Start

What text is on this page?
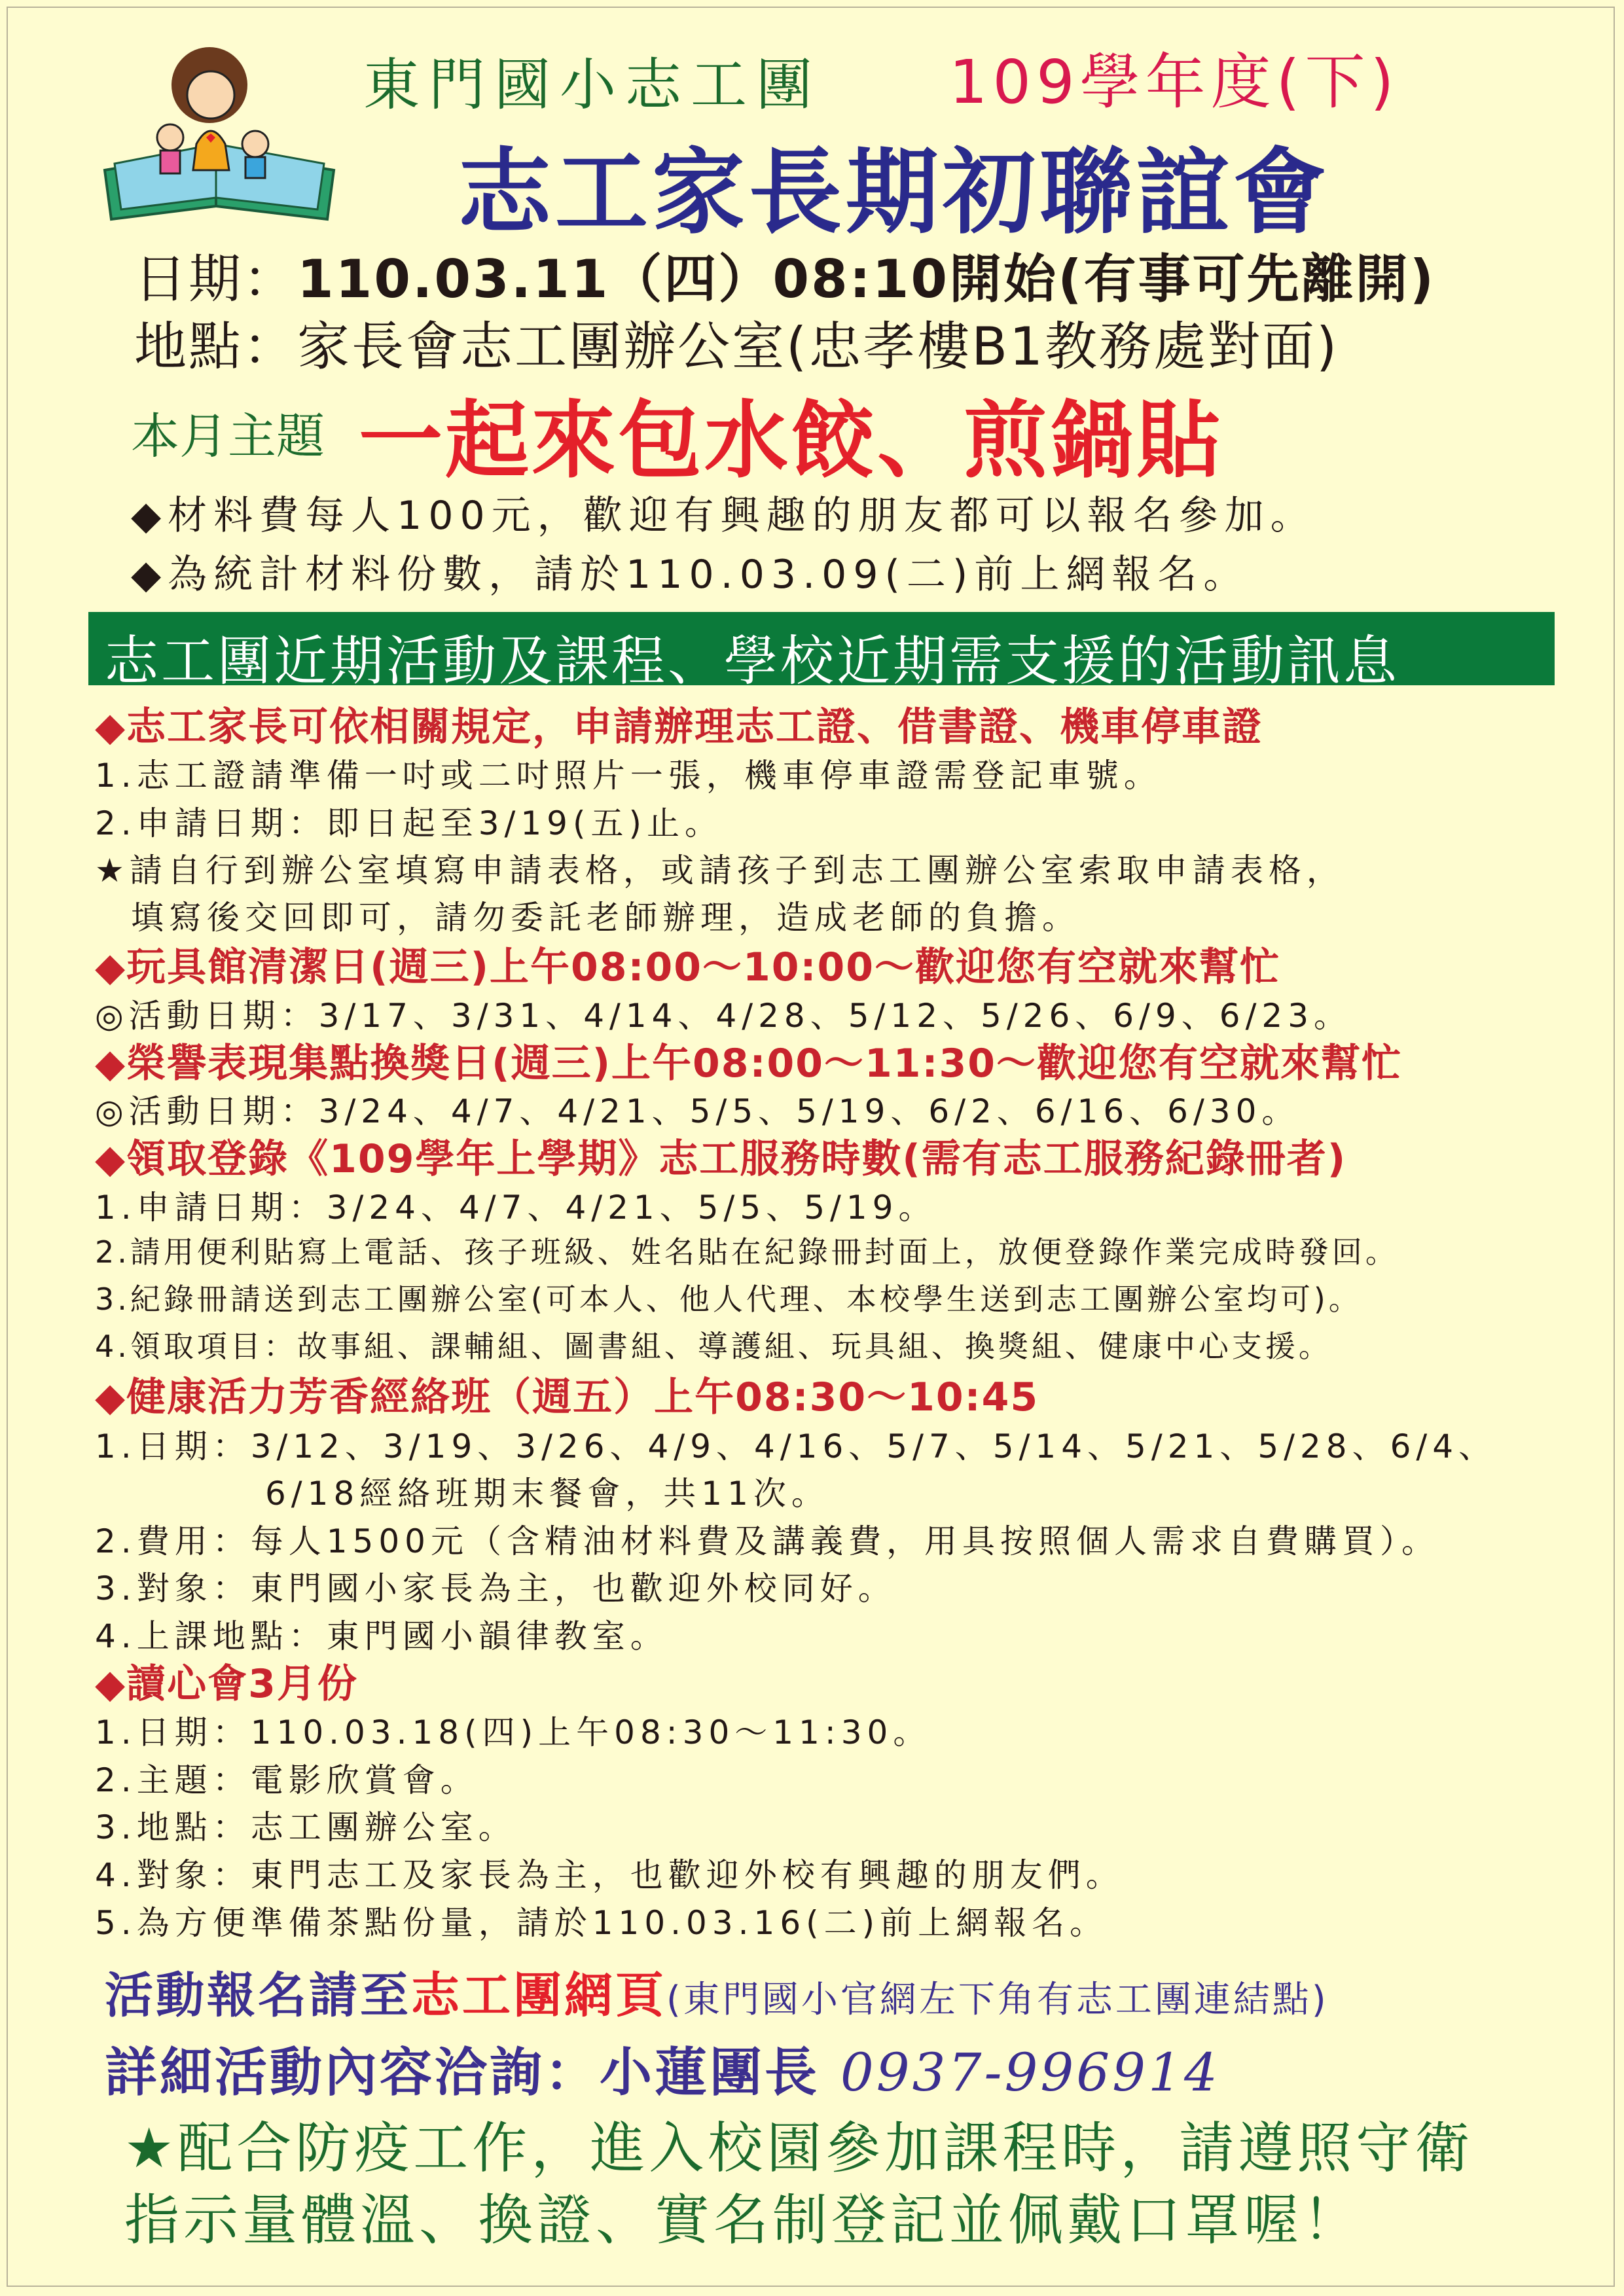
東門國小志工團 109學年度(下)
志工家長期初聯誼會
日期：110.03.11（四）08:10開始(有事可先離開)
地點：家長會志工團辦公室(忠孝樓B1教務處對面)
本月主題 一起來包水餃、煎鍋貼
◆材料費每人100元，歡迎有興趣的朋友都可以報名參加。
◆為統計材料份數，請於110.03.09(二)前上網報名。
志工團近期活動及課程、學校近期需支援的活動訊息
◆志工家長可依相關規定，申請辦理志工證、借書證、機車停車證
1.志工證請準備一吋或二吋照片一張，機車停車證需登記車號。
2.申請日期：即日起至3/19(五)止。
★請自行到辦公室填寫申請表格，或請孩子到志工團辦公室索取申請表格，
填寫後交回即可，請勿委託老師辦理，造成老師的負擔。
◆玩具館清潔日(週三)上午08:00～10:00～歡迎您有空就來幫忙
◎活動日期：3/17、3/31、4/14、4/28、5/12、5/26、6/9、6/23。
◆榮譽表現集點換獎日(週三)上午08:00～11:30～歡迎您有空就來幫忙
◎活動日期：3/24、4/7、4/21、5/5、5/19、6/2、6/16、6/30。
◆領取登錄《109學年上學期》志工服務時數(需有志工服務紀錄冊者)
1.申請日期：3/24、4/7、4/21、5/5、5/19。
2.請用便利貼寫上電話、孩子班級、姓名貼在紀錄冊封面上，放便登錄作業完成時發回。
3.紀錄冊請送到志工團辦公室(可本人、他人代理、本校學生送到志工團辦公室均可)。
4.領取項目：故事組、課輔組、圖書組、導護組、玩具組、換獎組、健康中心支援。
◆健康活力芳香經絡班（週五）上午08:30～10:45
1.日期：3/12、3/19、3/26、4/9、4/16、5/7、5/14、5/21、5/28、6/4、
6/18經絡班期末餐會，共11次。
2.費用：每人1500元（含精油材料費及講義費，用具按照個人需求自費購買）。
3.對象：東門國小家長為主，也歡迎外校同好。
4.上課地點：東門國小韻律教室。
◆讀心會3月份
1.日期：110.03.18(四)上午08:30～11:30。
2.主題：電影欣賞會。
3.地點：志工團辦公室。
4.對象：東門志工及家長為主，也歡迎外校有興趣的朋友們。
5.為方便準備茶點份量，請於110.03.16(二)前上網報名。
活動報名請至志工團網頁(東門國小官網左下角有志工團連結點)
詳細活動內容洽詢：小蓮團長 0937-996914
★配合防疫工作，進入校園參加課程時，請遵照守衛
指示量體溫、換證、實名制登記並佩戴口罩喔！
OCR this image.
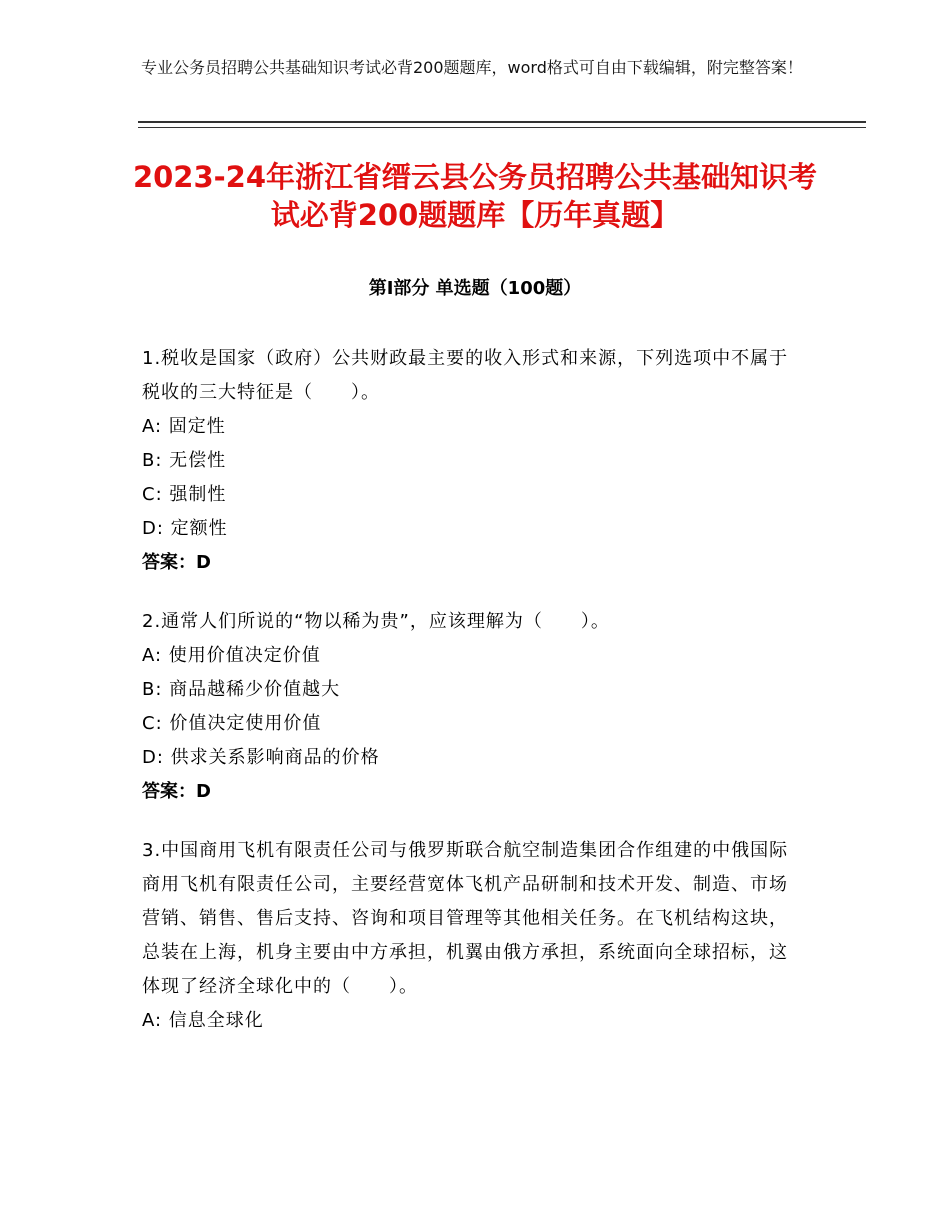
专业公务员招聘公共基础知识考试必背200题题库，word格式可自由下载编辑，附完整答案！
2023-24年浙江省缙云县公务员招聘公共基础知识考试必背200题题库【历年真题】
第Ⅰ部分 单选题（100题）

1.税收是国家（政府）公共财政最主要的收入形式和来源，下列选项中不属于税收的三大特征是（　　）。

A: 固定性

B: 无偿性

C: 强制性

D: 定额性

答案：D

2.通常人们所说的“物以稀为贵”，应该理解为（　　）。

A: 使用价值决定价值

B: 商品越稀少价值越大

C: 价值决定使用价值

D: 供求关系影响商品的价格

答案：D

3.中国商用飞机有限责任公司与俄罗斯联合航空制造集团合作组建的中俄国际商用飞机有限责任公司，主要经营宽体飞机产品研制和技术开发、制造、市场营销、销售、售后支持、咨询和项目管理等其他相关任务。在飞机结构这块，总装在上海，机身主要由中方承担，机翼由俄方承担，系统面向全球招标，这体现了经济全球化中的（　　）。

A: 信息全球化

End

* [What is required] Except for the pictures, reproduce every line exactly.

* [Worked answer]
What text is on this page?
東門國小志工團 109學年度(下)
志工家長期初聯誼會
日期：110.03.11（四）08:10開始(有事可先離開)
地點：家長會志工團辦公室(忠孝樓B1教務處對面)
本月主題 一起來包水餃、煎鍋貼
◆材料費每人100元，歡迎有興趣的朋友都可以報名參加。
◆為統計材料份數，請於110.03.09(二)前上網報名。
志工團近期活動及課程、學校近期需支援的活動訊息
◆志工家長可依相關規定，申請辦理志工證、借書證、機車停車證
1.志工證請準備一吋或二吋照片一張，機車停車證需登記車號。
2.申請日期：即日起至3/19(五)止。
★請自行到辦公室填寫申請表格，或請孩子到志工團辦公室索取申請表格，
填寫後交回即可，請勿委託老師辦理，造成老師的負擔。
◆玩具館清潔日(週三)上午08:00～10:00～歡迎您有空就來幫忙
◎活動日期：3/17、3/31、4/14、4/28、5/12、5/26、6/9、6/23。
◆榮譽表現集點換獎日(週三)上午08:00～11:30～歡迎您有空就來幫忙
◎活動日期：3/24、4/7、4/21、5/5、5/19、6/2、6/16、6/30。
◆領取登錄《109學年上學期》志工服務時數(需有志工服務紀錄冊者)
1.申請日期：3/24、4/7、4/21、5/5、5/19。
2.請用便利貼寫上電話、孩子班級、姓名貼在紀錄冊封面上，放便登錄作業完成時發回。
3.紀錄冊請送到志工團辦公室(可本人、他人代理、本校學生送到志工團辦公室均可)。
4.領取項目：故事組、課輔組、圖書組、導護組、玩具組、換獎組、健康中心支援。
◆健康活力芳香經絡班（週五）上午08:30～10:45
1.日期：3/12、3/19、3/26、4/9、4/16、5/7、5/14、5/21、5/28、6/4、
6/18經絡班期末餐會，共11次。
2.費用：每人1500元（含精油材料費及講義費，用具按照個人需求自費購買）。
3.對象：東門國小家長為主，也歡迎外校同好。
4.上課地點：東門國小韻律教室。
◆讀心會3月份
1.日期：110.03.18(四)上午08:30～11:30。
2.主題：電影欣賞會。
3.地點：志工團辦公室。
4.對象：東門志工及家長為主，也歡迎外校有興趣的朋友們。
5.為方便準備茶點份量，請於110.03.16(二)前上網報名。
活動報名請至志工團網頁(東門國小官網左下角有志工團連結點)
詳細活動內容洽詢：小蓮團長 0937-996914
★配合防疫工作，進入校園參加課程時，請遵照守衛
指示量體溫、換證、實名制登記並佩戴口罩喔！
OCR this image.
专业公务员招聘公共基础知识考试必背200题题库，word格式可自由下载编辑，附完整答案！
2023-24年浙江省缙云县公务员招聘公共基础知识考试必背200题题库【历年真题】
第Ⅰ部分 单选题（100题）

1.税收是国家（政府）公共财政最主要的收入形式和来源，下列选项中不属于税收的三大特征是（　　）。

A: 固定性

B: 无偿性

C: 强制性

D: 定额性

答案：D

2.通常人们所说的“物以稀为贵”，应该理解为（　　）。

A: 使用价值决定价值

B: 商品越稀少价值越大

C: 价值决定使用价值

D: 供求关系影响商品的价格

答案：D

3.中国商用飞机有限责任公司与俄罗斯联合航空制造集团合作组建的中俄国际商用飞机有限责任公司，主要经营宽体飞机产品研制和技术开发、制造、市场营销、销售、售后支持、咨询和项目管理等其他相关任务。在飞机结构这块，总装在上海，机身主要由中方承担，机翼由俄方承担，系统面向全球招标，这体现了经济全球化中的（　　）。

A: 信息全球化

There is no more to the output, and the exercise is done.